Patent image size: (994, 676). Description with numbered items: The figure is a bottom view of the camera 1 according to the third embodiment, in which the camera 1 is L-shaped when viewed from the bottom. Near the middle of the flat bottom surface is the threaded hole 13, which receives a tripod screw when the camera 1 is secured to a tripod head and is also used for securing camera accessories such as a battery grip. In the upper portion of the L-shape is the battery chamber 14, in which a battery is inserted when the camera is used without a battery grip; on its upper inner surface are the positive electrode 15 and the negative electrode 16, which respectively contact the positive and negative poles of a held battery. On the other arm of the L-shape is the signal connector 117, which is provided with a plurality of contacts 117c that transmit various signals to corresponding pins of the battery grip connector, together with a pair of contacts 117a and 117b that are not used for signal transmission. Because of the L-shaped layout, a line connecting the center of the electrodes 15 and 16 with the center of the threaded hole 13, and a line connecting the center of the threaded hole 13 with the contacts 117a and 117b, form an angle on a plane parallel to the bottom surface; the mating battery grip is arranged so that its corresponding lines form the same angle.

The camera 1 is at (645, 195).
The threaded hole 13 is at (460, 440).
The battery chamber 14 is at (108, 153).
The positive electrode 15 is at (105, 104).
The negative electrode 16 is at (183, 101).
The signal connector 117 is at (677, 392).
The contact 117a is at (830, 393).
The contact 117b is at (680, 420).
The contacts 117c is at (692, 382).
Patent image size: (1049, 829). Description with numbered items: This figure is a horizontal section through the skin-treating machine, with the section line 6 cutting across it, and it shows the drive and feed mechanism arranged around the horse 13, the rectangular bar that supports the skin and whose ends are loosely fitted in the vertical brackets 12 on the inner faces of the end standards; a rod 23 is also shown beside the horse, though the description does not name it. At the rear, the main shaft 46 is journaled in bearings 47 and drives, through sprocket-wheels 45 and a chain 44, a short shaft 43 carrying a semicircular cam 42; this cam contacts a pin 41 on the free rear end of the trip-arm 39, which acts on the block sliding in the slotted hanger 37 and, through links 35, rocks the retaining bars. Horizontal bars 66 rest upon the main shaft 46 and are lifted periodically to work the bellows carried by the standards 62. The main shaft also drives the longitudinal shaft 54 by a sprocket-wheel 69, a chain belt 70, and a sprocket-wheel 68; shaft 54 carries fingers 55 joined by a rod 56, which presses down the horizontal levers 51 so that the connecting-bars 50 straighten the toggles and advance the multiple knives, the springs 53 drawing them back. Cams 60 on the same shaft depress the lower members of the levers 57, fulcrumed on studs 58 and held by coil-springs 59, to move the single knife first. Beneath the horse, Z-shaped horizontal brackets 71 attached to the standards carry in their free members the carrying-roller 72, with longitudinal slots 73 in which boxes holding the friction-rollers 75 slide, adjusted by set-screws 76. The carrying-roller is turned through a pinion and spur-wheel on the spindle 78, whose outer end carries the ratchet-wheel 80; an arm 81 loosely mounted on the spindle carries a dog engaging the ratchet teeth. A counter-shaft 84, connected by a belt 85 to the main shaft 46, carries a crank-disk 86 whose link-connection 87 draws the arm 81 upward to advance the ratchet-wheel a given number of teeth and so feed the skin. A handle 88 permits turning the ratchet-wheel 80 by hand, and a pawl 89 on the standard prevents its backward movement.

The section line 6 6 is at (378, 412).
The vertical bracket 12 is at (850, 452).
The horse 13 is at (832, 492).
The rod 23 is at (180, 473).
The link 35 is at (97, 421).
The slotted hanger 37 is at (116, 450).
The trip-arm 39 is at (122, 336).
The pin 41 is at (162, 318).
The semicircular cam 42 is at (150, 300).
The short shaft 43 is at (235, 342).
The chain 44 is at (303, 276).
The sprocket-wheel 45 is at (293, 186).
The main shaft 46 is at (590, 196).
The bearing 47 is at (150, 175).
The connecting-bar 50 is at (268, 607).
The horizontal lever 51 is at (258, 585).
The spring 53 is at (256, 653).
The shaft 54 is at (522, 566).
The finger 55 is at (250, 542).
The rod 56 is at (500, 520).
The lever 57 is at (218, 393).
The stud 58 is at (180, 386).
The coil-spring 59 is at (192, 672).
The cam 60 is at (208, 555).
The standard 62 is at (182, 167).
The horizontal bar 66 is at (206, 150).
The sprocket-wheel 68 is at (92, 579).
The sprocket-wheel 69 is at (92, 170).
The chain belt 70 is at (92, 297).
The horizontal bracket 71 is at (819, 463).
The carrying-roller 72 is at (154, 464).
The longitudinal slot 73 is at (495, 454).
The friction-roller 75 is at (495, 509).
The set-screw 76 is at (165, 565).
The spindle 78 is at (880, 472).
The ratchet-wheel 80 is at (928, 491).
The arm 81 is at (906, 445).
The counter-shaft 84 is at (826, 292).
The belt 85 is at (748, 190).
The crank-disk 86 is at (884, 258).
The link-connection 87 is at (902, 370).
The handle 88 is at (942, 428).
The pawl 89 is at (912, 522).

### Exercise prompt
Turn all of the lines above into a numbered list, leaving out the blank ones.

### Full solution
1. Patent image size: (994, 676). Description with numbered items: The figure is a bottom view of the camera 1 according to the third embodiment, in which the camera 1 is L-shaped when viewed from the bottom. Near the middle of the flat bottom surface is the threaded hole 13, which receives a tripod screw when the camera 1 is secured to a tripod head and is also used for securing camera accessories such as a battery grip. In the upper portion of the L-shape is the battery chamber 14, in which a battery is inserted when the camera is used without a battery grip; on its upper inner surface are the positive electrode 15 and the negative electrode 16, which respectively contact the positive and negative poles of a held battery. On the other arm of the L-shape is the signal connector 117, which is provided with a plurality of contacts 117c that transmit various signals to corresponding pins of the battery grip connector, together with a pair of contacts 117a and 117b that are not used for signal transmission. Because of the L-shaped layout, a line connecting the center of the electrodes 15 and 16 with the center of the threaded hole 13, and a line connecting the center of the threaded hole 13 with the contacts 117a and 117b, form an angle on a plane parallel to the bottom surface; the mating battery grip is arranged so that its corresponding lines form the same angle.
2. The camera 1 is at (645, 195).
3. The threaded hole 13 is at (460, 440).
4. The battery chamber 14 is at (108, 153).
5. The positive electrode 15 is at (105, 104).
6. The negative electrode 16 is at (183, 101).
7. The signal connector 117 is at (677, 392).
8. The contact 117a is at (830, 393).
9. The contact 117b is at (680, 420).
10. The contacts 117c is at (692, 382).
11. Patent image size: (1049, 829). Description with numbered items: This figure is a horizontal section through the skin-treating machine, with the section line 6 cutting across it, and it shows the drive and feed mechanism arranged around the horse 13, the rectangular bar that supports the skin and whose ends are loosely fitted in the vertical brackets 12 on the inner faces of the end standards; a rod 23 is also shown beside the horse, though the description does not name it. At the rear, the main shaft 46 is journaled in bearings 47 and drives, through sprocket-wheels 45 and a chain 44, a short shaft 43 carrying a semicircular cam 42; this cam contacts a pin 41 on the free rear end of the trip-arm 39, which acts on the block sliding in the slotted hanger 37 and, through links 35, rocks the retaining bars. Horizontal bars 66 rest upon the main shaft 46 and are lifted periodically to work the bellows carried by the standards 62. The main shaft also drives the longitudinal shaft 54 by a sprocket-wheel 69, a chain belt 70, and a sprocket-wheel 68; shaft 54 carries fingers 55 joined by a rod 56, which presses down the horizontal levers 51 so that the connecting-bars 50 straighten the toggles and advance the multiple knives, the springs 53 drawing them back. Cams 60 on the same shaft depress the lower members of the levers 57, fulcrumed on studs 58 and held by coil-springs 59, to move the single knife first. Beneath the horse, Z-shaped horizontal brackets 71 attached to the standards carry in their free members the carrying-roller 72, with longitudinal slots 73 in which boxes holding the friction-rollers 75 slide, adjusted by set-screws 76. The carrying-roller is turned through a pinion and spur-wheel on the spindle 78, whose outer end carries the ratchet-wheel 80; an arm 81 loosely mounted on the spindle carries a dog engaging the ratchet teeth. A counter-shaft 84, connected by a belt 85 to the main shaft 46, carries a crank-disk 86 whose link-connection 87 draws the arm 81 upward to advance the ratchet-wheel a given number of teeth and so feed the skin. A handle 88 permits turning the ratchet-wheel 80 by hand, and a pawl 89 on the standard prevents its backward movement.
12. The section line 6 6 is at (378, 412).
13. The vertical bracket 12 is at (850, 452).
14. The horse 13 is at (832, 492).
15. The rod 23 is at (180, 473).
16. The link 35 is at (97, 421).
17. The slotted hanger 37 is at (116, 450).
18. The trip-arm 39 is at (122, 336).
19. The pin 41 is at (162, 318).
20. The semicircular cam 42 is at (150, 300).
21. The short shaft 43 is at (235, 342).
22. The chain 44 is at (303, 276).
23. The sprocket-wheel 45 is at (293, 186).
24. The main shaft 46 is at (590, 196).
25. The bearing 47 is at (150, 175).
26. The connecting-bar 50 is at (268, 607).
27. The horizontal lever 51 is at (258, 585).
28. The spring 53 is at (256, 653).
29. The shaft 54 is at (522, 566).
30. The finger 55 is at (250, 542).
31. The rod 56 is at (500, 520).
32. The lever 57 is at (218, 393).
33. The stud 58 is at (180, 386).
34. The coil-spring 59 is at (192, 672).
35. The cam 60 is at (208, 555).
36. The standard 62 is at (182, 167).
37. The horizontal bar 66 is at (206, 150).
38. The sprocket-wheel 68 is at (92, 579).
39. The sprocket-wheel 69 is at (92, 170).
40. The chain belt 70 is at (92, 297).
41. The horizontal bracket 71 is at (819, 463).
42. The carrying-roller 72 is at (154, 464).
43. The longitudinal slot 73 is at (495, 454).
44. The friction-roller 75 is at (495, 509).
45. The set-screw 76 is at (165, 565).
46. The spindle 78 is at (880, 472).
47. The ratchet-wheel 80 is at (928, 491).
48. The arm 81 is at (906, 445).
49. The counter-shaft 84 is at (826, 292).
50. The belt 85 is at (748, 190).
51. The crank-disk 86 is at (884, 258).
52. The link-connection 87 is at (902, 370).
53. The handle 88 is at (942, 428).
54. The pawl 89 is at (912, 522).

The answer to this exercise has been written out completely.